▸ Provided text
* Start *

Now the force $\mathbf F: \mathbb R \rightarrow \mathbb R^3$ in the case of a force field is simply a composition of the two functions $\mathbf f: \mathbb R^3 \rightarrow \mathbb R^3$ and $\mathbf r: \mathbb R \rightarrow \mathbb R^3$. In other words, the force at time $t$ is simply the force field evaluated at the position at which the particle is at that instant. So: $$\mathbf F(t) \equiv \mathbf f(\mathbf r(t))$$ Using this on the definition of work $(*)$ you get: $$W_{A \rightarrow B} = \int_{t_A}^{t_B} d\mathbf r(t) \cdot \mathbf f(\mathbf r(t))$$ which is what people actually mean by $W_{A\rightarrow B} \equiv \int_{C_{AB}}d\mathbf r \cdot \mathbf F(\mathbf r)$.

Keep in mind that these are mostly just mathematical (as well as notational) nitpicking. They don't really affect any of the actual Physics in the problem :).

Response to comment:

Just as I talked about a position-dependent force field $\mathbf f(\mathbf r)$, you can have a more generalized time,velocity and position-dependent force field $\mathbf f(\mathbf r,\mathbf v,t)$.

For example, consider a 1D spring with velocity-dependent friction, having a time dependent spring constant $k(t)$. The force exerted on a particle by this spring is simply $-k(t) x-\gamma v$. So you can define a generalized force field $f$ as $f(x,v,t) \equiv -k(t) x-\gamma v$ ($\gamma$ is the friction constant).

* End *

▸ Data extract
* Start *

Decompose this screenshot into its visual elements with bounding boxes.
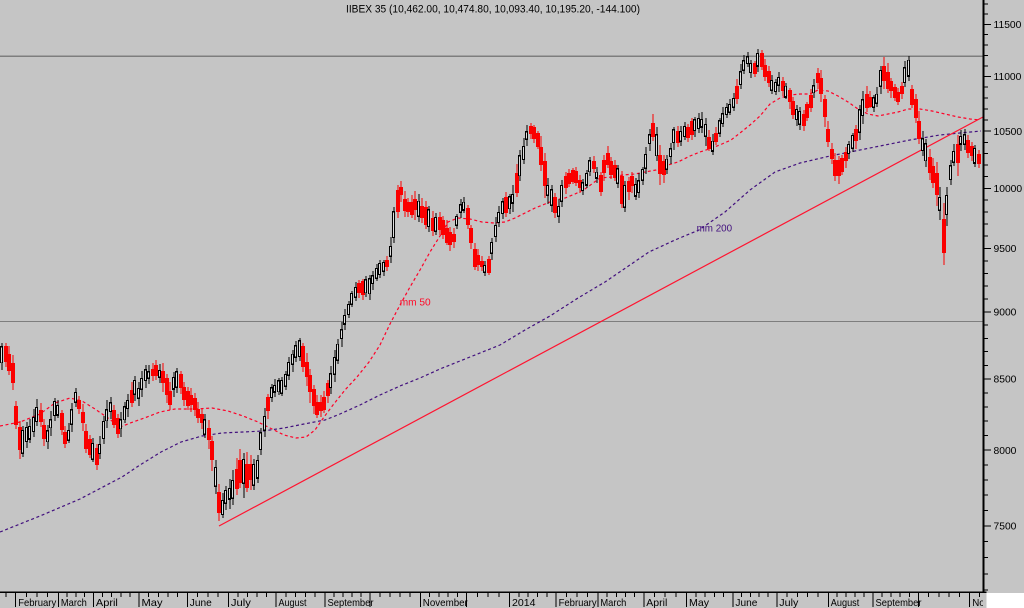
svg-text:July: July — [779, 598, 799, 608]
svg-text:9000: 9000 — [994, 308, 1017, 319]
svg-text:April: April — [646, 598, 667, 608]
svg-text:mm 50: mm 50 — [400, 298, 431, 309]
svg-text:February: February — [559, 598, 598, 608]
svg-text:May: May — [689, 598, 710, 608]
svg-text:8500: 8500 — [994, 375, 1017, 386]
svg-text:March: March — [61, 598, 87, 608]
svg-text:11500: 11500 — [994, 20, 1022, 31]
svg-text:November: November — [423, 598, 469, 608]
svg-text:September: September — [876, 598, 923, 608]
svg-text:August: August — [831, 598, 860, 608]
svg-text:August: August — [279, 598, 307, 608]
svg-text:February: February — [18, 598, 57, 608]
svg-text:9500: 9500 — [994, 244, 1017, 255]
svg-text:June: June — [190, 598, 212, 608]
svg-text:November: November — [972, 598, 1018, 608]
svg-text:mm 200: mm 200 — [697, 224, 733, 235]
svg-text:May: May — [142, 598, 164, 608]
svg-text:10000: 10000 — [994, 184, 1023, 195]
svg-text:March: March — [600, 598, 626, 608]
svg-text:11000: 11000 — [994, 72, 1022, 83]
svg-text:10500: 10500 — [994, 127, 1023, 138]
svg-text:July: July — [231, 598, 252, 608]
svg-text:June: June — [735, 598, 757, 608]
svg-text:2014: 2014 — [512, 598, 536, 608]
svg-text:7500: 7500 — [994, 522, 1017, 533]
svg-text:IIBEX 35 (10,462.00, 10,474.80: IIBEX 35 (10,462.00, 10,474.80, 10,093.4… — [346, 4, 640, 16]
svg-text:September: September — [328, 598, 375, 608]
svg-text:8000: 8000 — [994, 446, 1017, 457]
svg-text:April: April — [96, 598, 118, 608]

* End *
* Start *

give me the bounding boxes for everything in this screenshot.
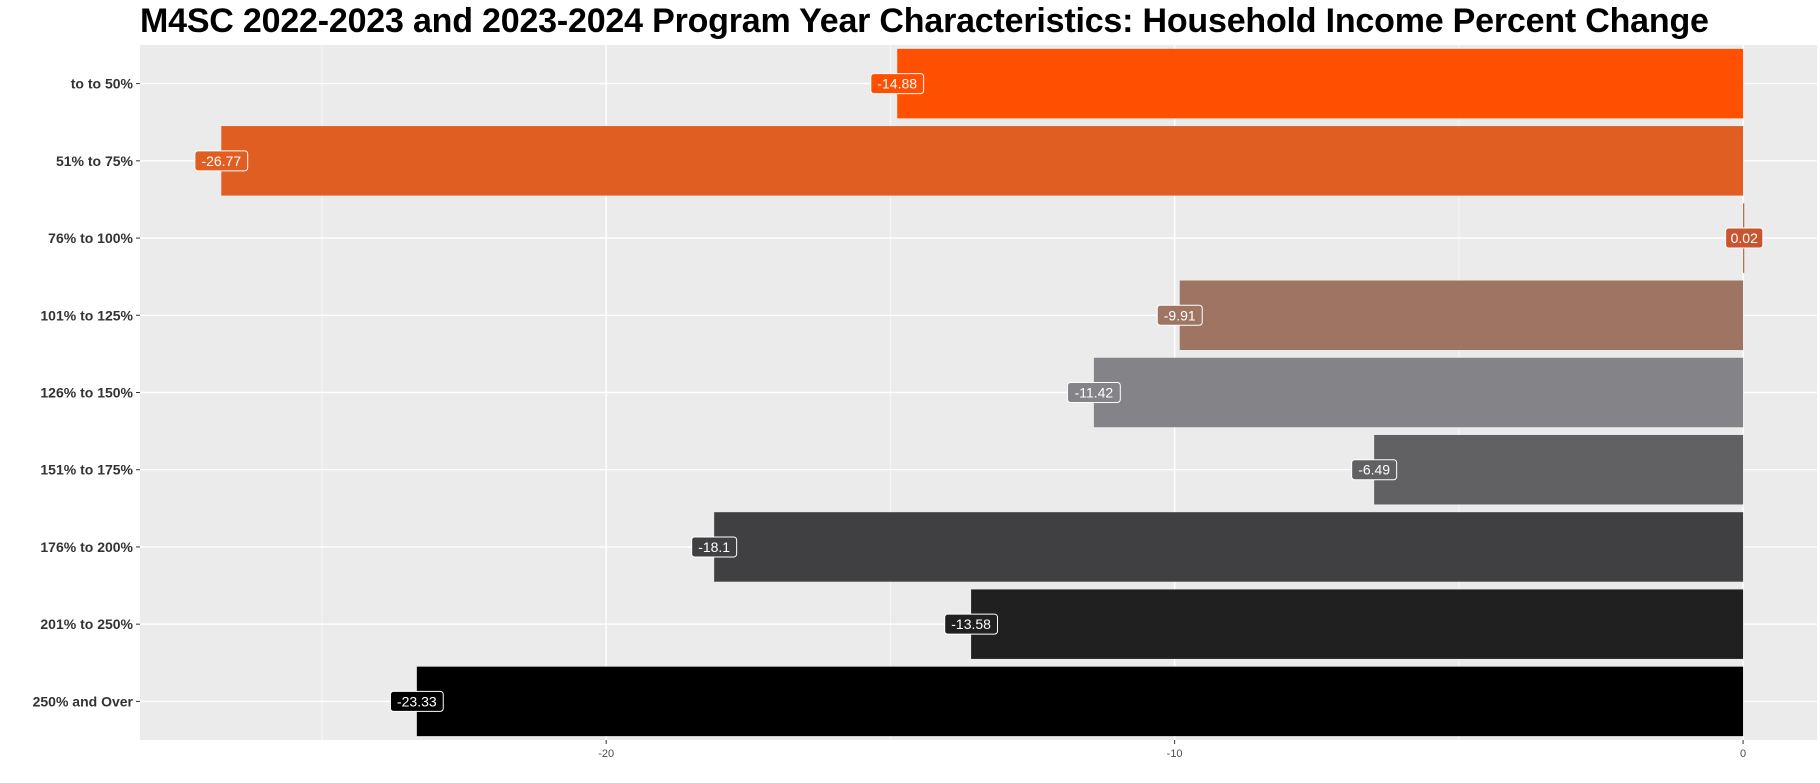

* End *
* Start *

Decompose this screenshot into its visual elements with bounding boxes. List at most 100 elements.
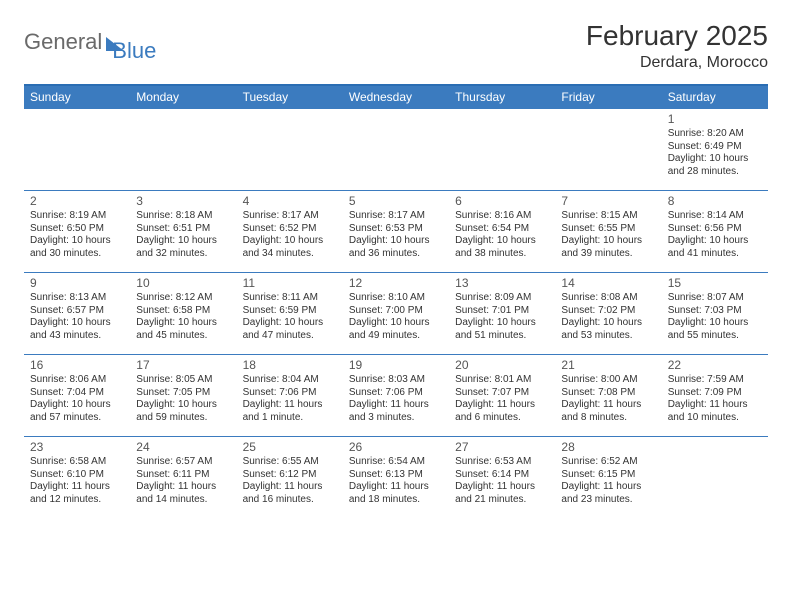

* End *

▸ To-do list
A: From the passage on force fields, list every function that is given an explicit domain and codomain, and write out each mapping.
B: Rewrite the portion of the passage on force fields starting at "Just as I talked" and ending at "f(\mathbf r,\mathbf v,t)$.", replacing "generalized" with "general".

▸ Full solutions
A:
- $\mathbf F: \mathbb R \rightarrow \mathbb R^3$
- $\mathbf f: \mathbb R^3 \rightarrow \mathbb R^3$
- $\mathbf r: \mathbb R \rightarrow \mathbb R^3$

B:
Just as I talked about a position-dependent force field $\mathbf f(\mathbf r)$, you can have a more general time,velocity and position-dependent force field $\mathbf f(\mathbf r,\mathbf v,t)$.